TASK INSTRUCTIONS
Check each line of the records below and collect those that include the word "subtitle".

SOURCE DATA
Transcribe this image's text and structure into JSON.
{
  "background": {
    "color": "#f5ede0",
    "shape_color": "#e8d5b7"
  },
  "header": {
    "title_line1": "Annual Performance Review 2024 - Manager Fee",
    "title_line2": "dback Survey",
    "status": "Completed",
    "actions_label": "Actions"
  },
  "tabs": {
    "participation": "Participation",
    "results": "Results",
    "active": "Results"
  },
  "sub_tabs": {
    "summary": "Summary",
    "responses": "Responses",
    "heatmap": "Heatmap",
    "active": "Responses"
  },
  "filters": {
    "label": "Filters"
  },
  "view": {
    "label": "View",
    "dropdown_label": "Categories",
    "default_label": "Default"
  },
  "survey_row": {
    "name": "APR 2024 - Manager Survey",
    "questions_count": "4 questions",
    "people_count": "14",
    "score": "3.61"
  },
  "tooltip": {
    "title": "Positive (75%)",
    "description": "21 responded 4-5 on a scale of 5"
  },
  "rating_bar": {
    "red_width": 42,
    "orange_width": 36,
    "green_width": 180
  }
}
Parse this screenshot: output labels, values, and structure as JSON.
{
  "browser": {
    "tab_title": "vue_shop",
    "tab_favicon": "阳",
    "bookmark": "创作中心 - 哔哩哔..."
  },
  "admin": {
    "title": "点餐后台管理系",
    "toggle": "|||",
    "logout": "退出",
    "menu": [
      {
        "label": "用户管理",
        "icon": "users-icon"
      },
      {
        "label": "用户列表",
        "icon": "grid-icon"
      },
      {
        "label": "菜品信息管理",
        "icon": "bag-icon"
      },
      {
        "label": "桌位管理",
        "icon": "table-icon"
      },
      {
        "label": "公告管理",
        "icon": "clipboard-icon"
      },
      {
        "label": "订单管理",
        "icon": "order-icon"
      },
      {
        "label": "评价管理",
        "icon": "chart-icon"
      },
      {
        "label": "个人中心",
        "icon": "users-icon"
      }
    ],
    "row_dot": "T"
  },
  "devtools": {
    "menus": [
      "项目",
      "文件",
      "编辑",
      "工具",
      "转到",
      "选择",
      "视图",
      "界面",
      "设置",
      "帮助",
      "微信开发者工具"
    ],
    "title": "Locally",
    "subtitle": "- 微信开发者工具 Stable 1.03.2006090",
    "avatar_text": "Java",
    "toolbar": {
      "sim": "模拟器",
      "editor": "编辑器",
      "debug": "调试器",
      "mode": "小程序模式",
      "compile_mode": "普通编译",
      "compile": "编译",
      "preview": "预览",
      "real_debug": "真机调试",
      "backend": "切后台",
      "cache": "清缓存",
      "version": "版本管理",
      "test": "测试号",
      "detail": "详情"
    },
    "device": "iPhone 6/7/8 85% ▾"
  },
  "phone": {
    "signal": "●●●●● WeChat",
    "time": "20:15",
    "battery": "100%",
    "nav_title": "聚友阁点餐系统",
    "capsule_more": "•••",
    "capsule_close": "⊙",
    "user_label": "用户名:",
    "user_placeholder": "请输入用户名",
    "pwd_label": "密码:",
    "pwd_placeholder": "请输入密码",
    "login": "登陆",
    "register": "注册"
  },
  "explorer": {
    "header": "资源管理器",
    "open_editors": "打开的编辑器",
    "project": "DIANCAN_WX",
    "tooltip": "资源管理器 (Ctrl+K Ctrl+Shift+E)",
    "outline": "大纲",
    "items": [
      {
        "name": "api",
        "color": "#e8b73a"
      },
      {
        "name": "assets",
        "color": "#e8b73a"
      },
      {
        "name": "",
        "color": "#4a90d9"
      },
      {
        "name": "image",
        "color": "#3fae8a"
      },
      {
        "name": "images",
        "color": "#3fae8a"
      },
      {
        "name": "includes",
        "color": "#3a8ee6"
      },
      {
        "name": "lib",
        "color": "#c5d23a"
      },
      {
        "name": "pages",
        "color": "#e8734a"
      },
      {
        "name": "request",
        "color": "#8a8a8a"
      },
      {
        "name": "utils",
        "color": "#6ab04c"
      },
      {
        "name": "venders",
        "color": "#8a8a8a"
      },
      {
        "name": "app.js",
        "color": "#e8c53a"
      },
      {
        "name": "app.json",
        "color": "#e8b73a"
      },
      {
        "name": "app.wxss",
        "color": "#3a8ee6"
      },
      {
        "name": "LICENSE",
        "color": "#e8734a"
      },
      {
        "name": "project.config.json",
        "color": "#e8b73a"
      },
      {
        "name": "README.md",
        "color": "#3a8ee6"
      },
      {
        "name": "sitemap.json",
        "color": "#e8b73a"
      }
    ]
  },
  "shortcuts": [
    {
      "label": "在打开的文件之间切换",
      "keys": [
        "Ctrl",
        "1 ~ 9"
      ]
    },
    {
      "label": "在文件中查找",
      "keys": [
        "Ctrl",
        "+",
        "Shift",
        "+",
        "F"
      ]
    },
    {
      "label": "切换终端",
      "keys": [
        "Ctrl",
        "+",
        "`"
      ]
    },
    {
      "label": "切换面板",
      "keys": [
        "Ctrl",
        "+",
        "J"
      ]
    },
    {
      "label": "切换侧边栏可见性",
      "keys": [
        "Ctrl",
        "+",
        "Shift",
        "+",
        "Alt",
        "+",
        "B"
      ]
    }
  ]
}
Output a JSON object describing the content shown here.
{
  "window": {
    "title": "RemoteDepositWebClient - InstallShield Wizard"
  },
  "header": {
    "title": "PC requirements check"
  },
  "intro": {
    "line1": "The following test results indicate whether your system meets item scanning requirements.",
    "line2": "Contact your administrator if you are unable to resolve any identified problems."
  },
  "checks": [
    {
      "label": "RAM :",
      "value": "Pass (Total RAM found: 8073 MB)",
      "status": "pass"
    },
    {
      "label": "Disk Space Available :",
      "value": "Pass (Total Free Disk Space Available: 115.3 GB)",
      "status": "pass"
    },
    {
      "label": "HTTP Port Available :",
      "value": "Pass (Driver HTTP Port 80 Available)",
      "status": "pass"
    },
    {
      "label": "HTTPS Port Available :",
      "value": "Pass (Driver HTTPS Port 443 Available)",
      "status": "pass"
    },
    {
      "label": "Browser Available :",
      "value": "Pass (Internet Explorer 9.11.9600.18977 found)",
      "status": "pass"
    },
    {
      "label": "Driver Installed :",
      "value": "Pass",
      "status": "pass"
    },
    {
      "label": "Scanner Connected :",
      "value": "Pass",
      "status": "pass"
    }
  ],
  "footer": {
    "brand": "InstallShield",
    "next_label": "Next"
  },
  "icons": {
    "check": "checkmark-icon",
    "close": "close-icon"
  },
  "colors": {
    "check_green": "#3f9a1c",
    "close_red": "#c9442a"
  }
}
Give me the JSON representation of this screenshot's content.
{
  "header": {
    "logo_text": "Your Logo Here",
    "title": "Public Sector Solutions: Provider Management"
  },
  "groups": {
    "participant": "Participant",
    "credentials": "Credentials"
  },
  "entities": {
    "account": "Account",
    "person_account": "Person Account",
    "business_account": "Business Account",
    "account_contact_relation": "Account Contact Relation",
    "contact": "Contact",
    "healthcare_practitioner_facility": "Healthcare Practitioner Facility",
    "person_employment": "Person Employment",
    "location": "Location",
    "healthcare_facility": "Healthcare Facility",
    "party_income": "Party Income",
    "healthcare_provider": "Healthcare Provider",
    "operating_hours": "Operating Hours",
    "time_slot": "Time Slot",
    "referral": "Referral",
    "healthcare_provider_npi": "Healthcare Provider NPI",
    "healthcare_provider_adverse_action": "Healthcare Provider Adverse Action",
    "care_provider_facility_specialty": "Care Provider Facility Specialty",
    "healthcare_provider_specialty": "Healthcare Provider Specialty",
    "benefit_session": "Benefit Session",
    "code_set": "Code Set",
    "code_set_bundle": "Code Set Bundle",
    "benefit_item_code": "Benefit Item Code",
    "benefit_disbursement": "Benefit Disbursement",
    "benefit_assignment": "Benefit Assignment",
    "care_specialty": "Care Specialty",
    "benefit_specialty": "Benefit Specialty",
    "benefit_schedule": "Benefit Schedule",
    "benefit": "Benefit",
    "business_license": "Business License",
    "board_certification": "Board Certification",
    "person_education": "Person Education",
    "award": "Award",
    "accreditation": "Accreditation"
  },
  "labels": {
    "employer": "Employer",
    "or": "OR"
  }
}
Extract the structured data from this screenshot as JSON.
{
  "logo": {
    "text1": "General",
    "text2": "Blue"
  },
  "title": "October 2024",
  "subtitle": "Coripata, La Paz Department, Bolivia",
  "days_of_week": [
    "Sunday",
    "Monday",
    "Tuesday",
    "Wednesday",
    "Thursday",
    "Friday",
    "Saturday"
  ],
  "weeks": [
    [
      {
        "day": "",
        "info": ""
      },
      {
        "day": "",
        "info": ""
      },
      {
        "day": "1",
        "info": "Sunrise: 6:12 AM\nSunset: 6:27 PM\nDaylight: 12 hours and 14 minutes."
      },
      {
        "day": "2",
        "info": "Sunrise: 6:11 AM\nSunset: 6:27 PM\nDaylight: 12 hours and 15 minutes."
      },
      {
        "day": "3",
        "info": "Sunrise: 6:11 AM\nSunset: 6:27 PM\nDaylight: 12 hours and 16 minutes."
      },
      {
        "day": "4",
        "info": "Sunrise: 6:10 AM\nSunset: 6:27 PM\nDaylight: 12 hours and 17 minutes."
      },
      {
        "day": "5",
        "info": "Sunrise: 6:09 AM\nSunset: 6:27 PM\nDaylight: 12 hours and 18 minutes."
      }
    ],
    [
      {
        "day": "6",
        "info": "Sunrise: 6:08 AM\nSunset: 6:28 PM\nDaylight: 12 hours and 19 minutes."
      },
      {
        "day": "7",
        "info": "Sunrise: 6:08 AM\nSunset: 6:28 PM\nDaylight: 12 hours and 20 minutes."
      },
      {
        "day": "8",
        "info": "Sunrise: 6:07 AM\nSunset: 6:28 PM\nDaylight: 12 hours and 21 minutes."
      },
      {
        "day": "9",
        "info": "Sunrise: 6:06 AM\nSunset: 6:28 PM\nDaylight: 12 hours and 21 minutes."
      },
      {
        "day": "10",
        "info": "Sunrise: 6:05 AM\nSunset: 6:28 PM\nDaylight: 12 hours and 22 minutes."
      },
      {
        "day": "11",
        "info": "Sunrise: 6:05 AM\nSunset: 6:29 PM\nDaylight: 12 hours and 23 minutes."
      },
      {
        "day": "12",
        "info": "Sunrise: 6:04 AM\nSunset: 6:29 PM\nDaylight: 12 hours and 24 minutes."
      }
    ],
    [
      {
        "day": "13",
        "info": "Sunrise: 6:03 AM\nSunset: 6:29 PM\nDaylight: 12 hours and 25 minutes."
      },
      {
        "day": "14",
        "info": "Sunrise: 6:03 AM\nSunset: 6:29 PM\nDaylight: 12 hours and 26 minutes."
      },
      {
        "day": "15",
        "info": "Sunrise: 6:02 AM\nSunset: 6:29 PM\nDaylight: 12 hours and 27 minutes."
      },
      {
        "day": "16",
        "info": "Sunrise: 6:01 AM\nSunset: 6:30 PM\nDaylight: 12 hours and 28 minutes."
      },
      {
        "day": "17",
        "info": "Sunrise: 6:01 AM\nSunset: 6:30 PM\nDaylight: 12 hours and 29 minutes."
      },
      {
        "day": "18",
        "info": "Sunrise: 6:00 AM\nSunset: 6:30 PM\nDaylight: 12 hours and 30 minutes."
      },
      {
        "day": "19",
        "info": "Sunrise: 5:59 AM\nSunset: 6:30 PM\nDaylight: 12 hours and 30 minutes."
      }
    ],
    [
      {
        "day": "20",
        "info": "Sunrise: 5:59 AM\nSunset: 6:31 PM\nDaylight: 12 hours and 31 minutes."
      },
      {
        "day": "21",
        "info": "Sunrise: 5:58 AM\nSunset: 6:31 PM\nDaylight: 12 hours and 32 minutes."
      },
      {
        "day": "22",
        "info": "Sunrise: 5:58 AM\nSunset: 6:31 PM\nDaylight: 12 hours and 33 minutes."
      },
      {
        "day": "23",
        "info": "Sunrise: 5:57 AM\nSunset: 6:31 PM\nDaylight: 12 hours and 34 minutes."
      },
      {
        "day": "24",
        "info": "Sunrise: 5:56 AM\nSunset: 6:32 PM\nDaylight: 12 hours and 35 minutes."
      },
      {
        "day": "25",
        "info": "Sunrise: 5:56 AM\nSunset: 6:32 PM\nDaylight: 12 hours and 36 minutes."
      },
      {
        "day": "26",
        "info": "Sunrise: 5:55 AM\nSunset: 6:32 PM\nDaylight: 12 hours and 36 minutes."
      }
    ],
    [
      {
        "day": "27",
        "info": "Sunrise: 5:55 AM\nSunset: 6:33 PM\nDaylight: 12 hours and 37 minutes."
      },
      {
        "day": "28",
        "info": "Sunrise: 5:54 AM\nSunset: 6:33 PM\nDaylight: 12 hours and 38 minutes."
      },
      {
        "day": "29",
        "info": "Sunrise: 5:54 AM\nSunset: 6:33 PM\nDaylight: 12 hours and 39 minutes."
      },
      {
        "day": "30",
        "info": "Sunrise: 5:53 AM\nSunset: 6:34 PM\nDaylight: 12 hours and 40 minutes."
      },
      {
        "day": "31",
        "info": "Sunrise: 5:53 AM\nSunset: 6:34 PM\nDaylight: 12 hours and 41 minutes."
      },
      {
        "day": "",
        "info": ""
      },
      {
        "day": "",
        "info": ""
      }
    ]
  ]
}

ANSWER TO THE EXERCISE
    "subtitle": "- 微信开发者工具 Stable 1.03.2006090",
  "subtitle": "Coripata, La Paz Department, Bolivia",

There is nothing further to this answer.